*Objective:* Transcribe each line exactly.

══════

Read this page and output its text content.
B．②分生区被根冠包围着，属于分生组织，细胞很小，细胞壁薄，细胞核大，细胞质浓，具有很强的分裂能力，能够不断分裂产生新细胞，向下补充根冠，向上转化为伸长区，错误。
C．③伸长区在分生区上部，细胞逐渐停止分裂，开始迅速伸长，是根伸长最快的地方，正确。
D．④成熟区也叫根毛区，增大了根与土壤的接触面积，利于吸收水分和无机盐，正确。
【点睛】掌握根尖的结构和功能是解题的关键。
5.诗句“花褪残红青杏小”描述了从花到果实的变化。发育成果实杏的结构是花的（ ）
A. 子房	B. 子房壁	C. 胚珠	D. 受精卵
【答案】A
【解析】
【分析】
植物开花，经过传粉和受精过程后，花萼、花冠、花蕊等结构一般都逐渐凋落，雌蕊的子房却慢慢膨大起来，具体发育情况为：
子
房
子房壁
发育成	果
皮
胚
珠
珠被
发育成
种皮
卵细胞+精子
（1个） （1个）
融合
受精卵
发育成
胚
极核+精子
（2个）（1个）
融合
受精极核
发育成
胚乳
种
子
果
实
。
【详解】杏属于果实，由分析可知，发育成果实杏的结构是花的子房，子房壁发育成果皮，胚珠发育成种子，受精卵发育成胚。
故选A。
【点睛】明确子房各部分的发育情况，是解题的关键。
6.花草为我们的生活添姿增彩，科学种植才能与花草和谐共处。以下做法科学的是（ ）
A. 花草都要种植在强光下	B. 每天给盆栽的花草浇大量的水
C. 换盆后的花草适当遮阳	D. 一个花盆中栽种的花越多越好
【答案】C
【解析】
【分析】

══════

*Reply:*
Read this page and output its text content.
B．②分生区被根冠包围着，属于分生组织，细胞很小，细胞壁薄，细胞核大，细胞质浓，具有很强的分裂能力，能够不断分裂产生新细胞，向下补充根冠，向上转化为伸长区，错误。
C．③伸长区在分生区上部，细胞逐渐停止分裂，开始迅速伸长，是根伸长最快的地方，正确。
D．④成熟区也叫根毛区，增大了根与土壤的接触面积，利于吸收水分和无机盐，正确。
【点睛】掌握根尖的结构和功能是解题的关键。
5.诗句“花褪残红青杏小”描述了从花到果实的变化。发育成果实杏的结构是花的（ ）
A. 子房	B. 子房壁	C. 胚珠	D. 受精卵
【答案】A
【解析】
【分析】
植物开花，经过传粉和受精过程后，花萼、花冠、花蕊等结构一般都逐渐凋落，雌蕊的子房却慢慢膨大起来，具体发育情况为：
子
房
子房壁
发育成	果
皮
胚
珠
珠被
发育成
种皮
卵细胞+精子
（1个） （1个）
融合
受精卵
发育成
胚
极核+精子
（2个）（1个）
融合
受精极核
发育成
胚乳
种
子
果
实
。
【详解】杏属于果实，由分析可知，发育成果实杏的结构是花的子房，子房壁发育成果皮，胚珠发育成种子，受精卵发育成胚。
故选A。
【点睛】明确子房各部分的发育情况，是解题的关键。
6.花草为我们的生活添姿增彩，科学种植才能与花草和谐共处。以下做法科学的是（ ）
A. 花草都要种植在强光下	B. 每天给盆栽的花草浇大量的水
C. 换盆后的花草适当遮阳	D. 一个花盆中栽种的花越多越好
【答案】C
【解析】
【分析】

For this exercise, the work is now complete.